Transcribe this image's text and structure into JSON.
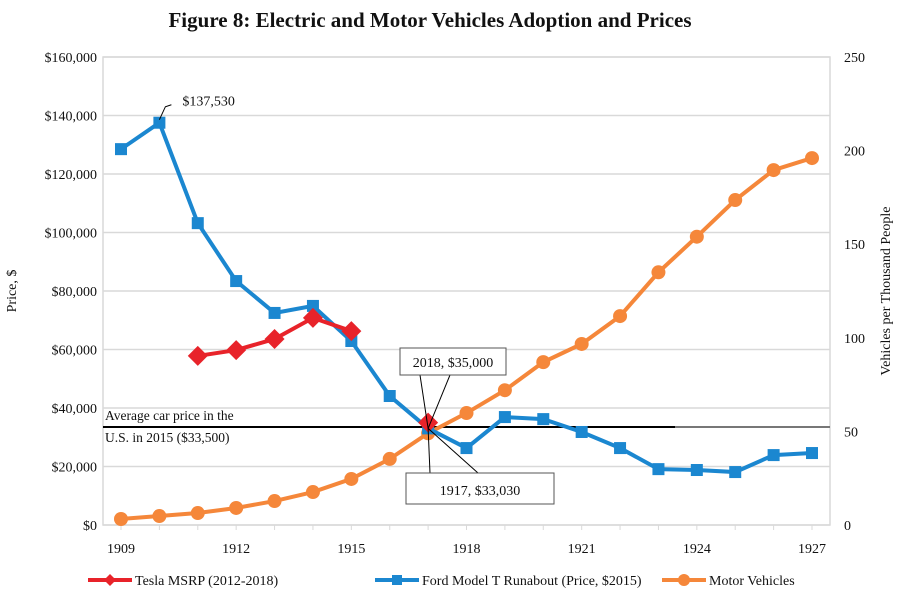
{
  "chart_data": {
    "type": "line",
    "title": "Figure 8: Electric and Motor Vehicles Adoption and Prices",
    "xlabel": "",
    "ylabel": "Price, $",
    "y2label": "Vehicles per Thousand People",
    "x": [
      1909,
      1910,
      1911,
      1912,
      1913,
      1914,
      1915,
      1916,
      1917,
      1918,
      1919,
      1920,
      1921,
      1922,
      1923,
      1924,
      1925,
      1926,
      1927
    ],
    "xticks": [
      "1909",
      "1912",
      "1915",
      "1918",
      "1921",
      "1924",
      "1927"
    ],
    "ylim": [
      0,
      160000
    ],
    "yticks": [
      "$0",
      "$20,000",
      "$40,000",
      "$60,000",
      "$80,000",
      "$100,000",
      "$120,000",
      "$140,000",
      "$160,000"
    ],
    "y2lim": [
      0,
      250
    ],
    "y2ticks": [
      "0",
      "50",
      "100",
      "150",
      "200",
      "250"
    ],
    "grid": true,
    "legend": "bottom",
    "series": [
      {
        "name": "Tesla MSRP (2012-2018)",
        "axis": "left",
        "color": "#e8232a",
        "marker": "diamond",
        "values": [
          null,
          null,
          57800,
          59800,
          63600,
          70800,
          66300,
          null,
          35000,
          null,
          null,
          null,
          null,
          null,
          null,
          null,
          null,
          null,
          null
        ]
      },
      {
        "name": "Ford Model T Runabout (Price, $2015)",
        "axis": "left",
        "color": "#1b87d0",
        "marker": "square",
        "values": [
          128500,
          137530,
          103200,
          83400,
          72500,
          74900,
          62900,
          44100,
          33030,
          26300,
          36900,
          36200,
          31800,
          26300,
          19100,
          18800,
          18100,
          23900,
          24600
        ]
      },
      {
        "name": "Motor Vehicles",
        "axis": "right",
        "color": "#f5873a",
        "marker": "circle",
        "values": [
          3.2,
          4.8,
          6.4,
          9.1,
          12.8,
          17.6,
          24.6,
          35.3,
          49,
          59.8,
          72,
          87,
          96.7,
          111.6,
          135,
          154,
          173.6,
          189.6,
          196
        ]
      }
    ],
    "reference_line": {
      "value": 33500,
      "label_line1": "Average car price in the",
      "label_line2": "U.S. in 2015 ($33,500)"
    },
    "annotations": {
      "peak": "$137,530",
      "tesla_2018": "2018, $35,000",
      "ford_1917": "1917, $33,030"
    }
  }
}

■ **Work to do**: Transcribe the whole listing exactly. Pictures stay out of your copy.

■ **Solution**:
Transcribe this image's text and structure into JSON.
{
  "chart_data": {
    "type": "line",
    "title": "Figure 8: Electric and Motor Vehicles Adoption and Prices",
    "xlabel": "",
    "ylabel": "Price, $",
    "y2label": "Vehicles per Thousand People",
    "x": [
      1909,
      1910,
      1911,
      1912,
      1913,
      1914,
      1915,
      1916,
      1917,
      1918,
      1919,
      1920,
      1921,
      1922,
      1923,
      1924,
      1925,
      1926,
      1927
    ],
    "xticks": [
      "1909",
      "1912",
      "1915",
      "1918",
      "1921",
      "1924",
      "1927"
    ],
    "ylim": [
      0,
      160000
    ],
    "yticks": [
      "$0",
      "$20,000",
      "$40,000",
      "$60,000",
      "$80,000",
      "$100,000",
      "$120,000",
      "$140,000",
      "$160,000"
    ],
    "y2lim": [
      0,
      250
    ],
    "y2ticks": [
      "0",
      "50",
      "100",
      "150",
      "200",
      "250"
    ],
    "grid": true,
    "legend": "bottom",
    "series": [
      {
        "name": "Tesla MSRP (2012-2018)",
        "axis": "left",
        "color": "#e8232a",
        "marker": "diamond",
        "values": [
          null,
          null,
          57800,
          59800,
          63600,
          70800,
          66300,
          null,
          35000,
          null,
          null,
          null,
          null,
          null,
          null,
          null,
          null,
          null,
          null
        ]
      },
      {
        "name": "Ford Model T Runabout (Price, $2015)",
        "axis": "left",
        "color": "#1b87d0",
        "marker": "square",
        "values": [
          128500,
          137530,
          103200,
          83400,
          72500,
          74900,
          62900,
          44100,
          33030,
          26300,
          36900,
          36200,
          31800,
          26300,
          19100,
          18800,
          18100,
          23900,
          24600
        ]
      },
      {
        "name": "Motor Vehicles",
        "axis": "right",
        "color": "#f5873a",
        "marker": "circle",
        "values": [
          3.2,
          4.8,
          6.4,
          9.1,
          12.8,
          17.6,
          24.6,
          35.3,
          49,
          59.8,
          72,
          87,
          96.7,
          111.6,
          135,
          154,
          173.6,
          189.6,
          196
        ]
      }
    ],
    "reference_line": {
      "value": 33500,
      "label_line1": "Average car price in the",
      "label_line2": "U.S. in 2015 ($33,500)"
    },
    "annotations": {
      "peak": "$137,530",
      "tesla_2018": "2018, $35,000",
      "ford_1917": "1917, $33,030"
    }
  }
}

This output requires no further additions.